**Data supplied**
********************
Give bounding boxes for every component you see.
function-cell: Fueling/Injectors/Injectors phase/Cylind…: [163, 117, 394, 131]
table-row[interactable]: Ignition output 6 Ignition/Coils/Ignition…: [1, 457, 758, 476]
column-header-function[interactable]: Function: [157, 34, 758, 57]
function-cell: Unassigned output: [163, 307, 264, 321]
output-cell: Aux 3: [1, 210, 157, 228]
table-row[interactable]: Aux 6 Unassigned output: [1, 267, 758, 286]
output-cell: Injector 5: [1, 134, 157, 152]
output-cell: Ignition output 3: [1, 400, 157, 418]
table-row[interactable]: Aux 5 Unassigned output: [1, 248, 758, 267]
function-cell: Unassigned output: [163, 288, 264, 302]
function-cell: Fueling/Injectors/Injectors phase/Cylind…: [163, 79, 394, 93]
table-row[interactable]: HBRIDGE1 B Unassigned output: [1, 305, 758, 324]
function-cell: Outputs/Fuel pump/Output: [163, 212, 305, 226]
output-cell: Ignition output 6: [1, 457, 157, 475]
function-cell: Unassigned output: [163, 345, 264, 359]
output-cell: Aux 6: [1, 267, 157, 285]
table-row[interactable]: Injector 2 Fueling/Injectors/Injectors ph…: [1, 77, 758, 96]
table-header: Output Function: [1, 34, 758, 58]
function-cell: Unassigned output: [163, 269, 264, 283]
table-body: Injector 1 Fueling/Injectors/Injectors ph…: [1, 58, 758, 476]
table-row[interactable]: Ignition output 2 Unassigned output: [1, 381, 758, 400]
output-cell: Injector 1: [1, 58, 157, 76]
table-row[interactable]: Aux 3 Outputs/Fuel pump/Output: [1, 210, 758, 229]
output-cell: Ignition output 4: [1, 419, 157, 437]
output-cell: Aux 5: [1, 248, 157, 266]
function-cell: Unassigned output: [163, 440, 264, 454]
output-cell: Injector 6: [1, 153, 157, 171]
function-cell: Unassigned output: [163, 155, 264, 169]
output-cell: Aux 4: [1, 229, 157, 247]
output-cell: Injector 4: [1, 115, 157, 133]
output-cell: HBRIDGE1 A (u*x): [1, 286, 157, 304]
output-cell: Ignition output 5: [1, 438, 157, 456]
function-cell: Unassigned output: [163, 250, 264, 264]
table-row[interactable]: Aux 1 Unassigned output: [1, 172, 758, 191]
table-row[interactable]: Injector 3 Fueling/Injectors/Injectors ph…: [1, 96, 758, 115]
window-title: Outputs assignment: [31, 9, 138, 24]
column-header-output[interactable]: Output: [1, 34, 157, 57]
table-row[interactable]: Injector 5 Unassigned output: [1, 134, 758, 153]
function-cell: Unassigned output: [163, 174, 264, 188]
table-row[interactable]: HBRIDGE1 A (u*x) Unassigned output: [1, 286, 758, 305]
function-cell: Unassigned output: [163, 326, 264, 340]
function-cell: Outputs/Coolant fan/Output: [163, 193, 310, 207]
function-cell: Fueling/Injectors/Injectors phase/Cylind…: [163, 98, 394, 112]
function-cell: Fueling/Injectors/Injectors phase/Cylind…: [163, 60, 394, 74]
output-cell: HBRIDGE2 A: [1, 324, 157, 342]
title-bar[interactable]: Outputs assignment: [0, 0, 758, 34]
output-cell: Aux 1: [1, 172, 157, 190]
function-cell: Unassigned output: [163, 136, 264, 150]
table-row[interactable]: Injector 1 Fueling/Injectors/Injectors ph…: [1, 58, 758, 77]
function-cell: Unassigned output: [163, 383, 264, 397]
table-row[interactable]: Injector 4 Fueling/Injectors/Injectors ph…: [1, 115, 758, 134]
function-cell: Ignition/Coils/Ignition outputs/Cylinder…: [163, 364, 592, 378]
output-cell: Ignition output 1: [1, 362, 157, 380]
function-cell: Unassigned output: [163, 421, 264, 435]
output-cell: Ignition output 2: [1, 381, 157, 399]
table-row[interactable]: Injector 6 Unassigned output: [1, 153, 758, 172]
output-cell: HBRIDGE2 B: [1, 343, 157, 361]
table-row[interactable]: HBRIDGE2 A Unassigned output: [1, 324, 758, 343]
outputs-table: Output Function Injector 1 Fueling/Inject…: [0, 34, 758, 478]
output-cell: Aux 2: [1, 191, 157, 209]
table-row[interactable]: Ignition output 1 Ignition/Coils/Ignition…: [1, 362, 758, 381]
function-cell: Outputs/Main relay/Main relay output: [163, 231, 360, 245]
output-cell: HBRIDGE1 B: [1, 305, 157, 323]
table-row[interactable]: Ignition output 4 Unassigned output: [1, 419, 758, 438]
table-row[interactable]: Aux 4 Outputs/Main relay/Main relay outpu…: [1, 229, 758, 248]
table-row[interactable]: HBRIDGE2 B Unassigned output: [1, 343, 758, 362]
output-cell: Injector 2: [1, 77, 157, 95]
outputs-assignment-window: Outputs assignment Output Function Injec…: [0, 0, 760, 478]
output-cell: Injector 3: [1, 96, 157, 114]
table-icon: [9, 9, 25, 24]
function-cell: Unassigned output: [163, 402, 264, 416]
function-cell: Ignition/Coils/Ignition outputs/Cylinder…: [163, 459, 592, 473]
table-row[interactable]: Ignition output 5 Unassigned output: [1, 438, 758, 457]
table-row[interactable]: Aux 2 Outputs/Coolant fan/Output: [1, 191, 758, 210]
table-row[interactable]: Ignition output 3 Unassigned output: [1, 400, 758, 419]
********************
Convert every line of the material above into a Markdown table with two columns, Row and Entry. Number the rows in order and omit any blank lines.

| Row | Entry |
|---|---|
| 1 | Give bounding boxes for every component you see. |
| 2 | function-cell: Fueling/Injectors/Injectors phase/Cylind…: [163, 117, 394, 131] |
| 3 | table-row[interactable]: Ignition output 6 Ignition/Coils/Ignition…: [1, 457, 758, 476] |
| 4 | column-header-function[interactable]: Function: [157, 34, 758, 57] |
| 5 | function-cell: Unassigned output: [163, 307, 264, 321] |
| 6 | output-cell: Aux 3: [1, 210, 157, 228] |
| 7 | table-row[interactable]: Aux 6 Unassigned output: [1, 267, 758, 286] |
| 8 | output-cell: Injector 5: [1, 134, 157, 152] |
| 9 | output-cell: Ignition output 3: [1, 400, 157, 418] |
| 10 | table-row[interactable]: Aux 5 Unassigned output: [1, 248, 758, 267] |
| 11 | function-cell: Unassigned output: [163, 288, 264, 302] |
| 12 | function-cell: Fueling/Injectors/Injectors phase/Cylind…: [163, 79, 394, 93] |
| 13 | table-row[interactable]: HBRIDGE1 B Unassigned output: [1, 305, 758, 324] |
| 14 | function-cell: Outputs/Fuel pump/Output: [163, 212, 305, 226] |
| 15 | output-cell: Ignition output 6: [1, 457, 157, 475] |
| 16 | function-cell: Unassigned output: [163, 345, 264, 359] |
| 17 | output-cell: Aux 6: [1, 267, 157, 285] |
| 18 | table-row[interactable]: Injector 2 Fueling/Injectors/Injectors ph…: [1, 77, 758, 96] |
| 19 | table-header: Output Function: [1, 34, 758, 58] |
| 20 | function-cell: Unassigned output: [163, 269, 264, 283] |
| 21 | table-body: Injector 1 Fueling/Injectors/Injectors ph…: [1, 58, 758, 476] |
| 22 | table-row[interactable]: Ignition output 2 Unassigned output: [1, 381, 758, 400] |
| 23 | output-cell: Injector 1: [1, 58, 157, 76] |
| 24 | table-row[interactable]: Aux 3 Outputs/Fuel pump/Output: [1, 210, 758, 229] |
| 25 | output-cell: Ignition output 4: [1, 419, 157, 437] |
| 26 | output-cell: Aux 5: [1, 248, 157, 266] |
| 27 | function-cell: Unassigned output: [163, 440, 264, 454] |
| 28 | output-cell: Injector 6: [1, 153, 157, 171] |
| 29 | function-cell: Unassigned output: [163, 155, 264, 169] |
| 30 | output-cell: Aux 4: [1, 229, 157, 247] |
| 31 | output-cell: Injector 4: [1, 115, 157, 133] |
| 32 | output-cell: HBRIDGE1 A (u*x): [1, 286, 157, 304] |
| 33 | output-cell: Ignition output 5: [1, 438, 157, 456] |
| 34 | function-cell: Unassigned output: [163, 250, 264, 264] |
| 35 | table-row[interactable]: Aux 1 Unassigned output: [1, 172, 758, 191] |
| 36 | table-row[interactable]: Injector 3 Fueling/Injectors/Injectors ph…: [1, 96, 758, 115] |
| 37 | window-title: Outputs assignment: [31, 9, 138, 24] |
| 38 | column-header-output[interactable]: Output: [1, 34, 157, 57] |
| 39 | table-row[interactable]: Injector 5 Unassigned output: [1, 134, 758, 153] |
| 40 | function-cell: Unassigned output: [163, 174, 264, 188] |
| 41 | table-row[interactable]: HBRIDGE1 A (u*x) Unassigned output: [1, 286, 758, 305] |
| 42 | function-cell: Unassigned output: [163, 326, 264, 340] |
| 43 | function-cell: Outputs/Coolant fan/Output: [163, 193, 310, 207] |
| 44 | function-cell: Fueling/Injectors/Injectors phase/Cylind…: [163, 98, 394, 112] |
| 45 | function-cell: Fueling/Injectors/Injectors phase/Cylind…: [163, 60, 394, 74] |
| 46 | output-cell: HBRIDGE2 A: [1, 324, 157, 342] |
| 47 | title-bar[interactable]: Outputs assignment: [0, 0, 758, 34] |
| 48 | output-cell: Aux 1: [1, 172, 157, 190] |
| 49 | function-cell: Unassigned output: [163, 136, 264, 150] |
| 50 | table-row[interactable]: Injector 1 Fueling/Injectors/Injectors ph…: [1, 58, 758, 77] |
| 51 | function-cell: Unassigned output: [163, 383, 264, 397] |
| 52 | table-row[interactable]: Injector 4 Fueling/Injectors/Injectors ph…: [1, 115, 758, 134] |
| 53 | function-cell: Ignition/Coils/Ignition outputs/Cylinder…: [163, 364, 592, 378] |
| 54 | output-cell: Ignition output 1: [1, 362, 157, 380] |
| 55 | function-cell: Unassigned output: [163, 421, 264, 435] |
| 56 | output-cell: Ignition output 2: [1, 381, 157, 399] |
| 57 | table-row[interactable]: Injector 6 Unassigned output: [1, 153, 758, 172] |
| 58 | output-cell: HBRIDGE2 B: [1, 343, 157, 361] |
| 59 | table-row[interactable]: HBRIDGE2 A Unassigned output: [1, 324, 758, 343] |
| 60 | outputs-table: Output Function Injector 1 Fueling/Inject…: [0, 34, 758, 478] |
| 61 | output-cell: Aux 2: [1, 191, 157, 209] |
| 62 | table-row[interactable]: Ignition output 1 Ignition/Coils/Ignition…: [1, 362, 758, 381] |
| 63 | function-cell: Outputs/Main relay/Main relay output: [163, 231, 360, 245] |
| 64 | output-cell: HBRIDGE1 B: [1, 305, 157, 323] |
| 65 | table-row[interactable]: Ignition output 4 Unassigned output: [1, 419, 758, 438] |
| 66 | table-row[interactable]: Aux 4 Outputs/Main relay/Main relay outpu…: [1, 229, 758, 248] |
| 67 | table-row[interactable]: HBRIDGE2 B Unassigned output: [1, 343, 758, 362] |
| 68 | output-cell: Injector 2: [1, 77, 157, 95] |
| 69 | outputs-assignment-window: Outputs assignment Output Function Injec…: [0, 0, 760, 478] |
| 70 | output-cell: Injector 3: [1, 96, 157, 114] |
| 71 | table-icon: [9, 9, 25, 24] |
| 72 | function-cell: Unassigned output: [163, 402, 264, 416] |
| 73 | function-cell: Ignition/Coils/Ignition outputs/Cylinder…: [163, 459, 592, 473] |
| 74 | table-row[interactable]: Ignition output 5 Unassigned output: [1, 438, 758, 457] |
| 75 | table-row[interactable]: Aux 2 Outputs/Coolant fan/Output: [1, 191, 758, 210] |
| 76 | table-row[interactable]: Ignition output 3 Unassigned output: [1, 400, 758, 419] |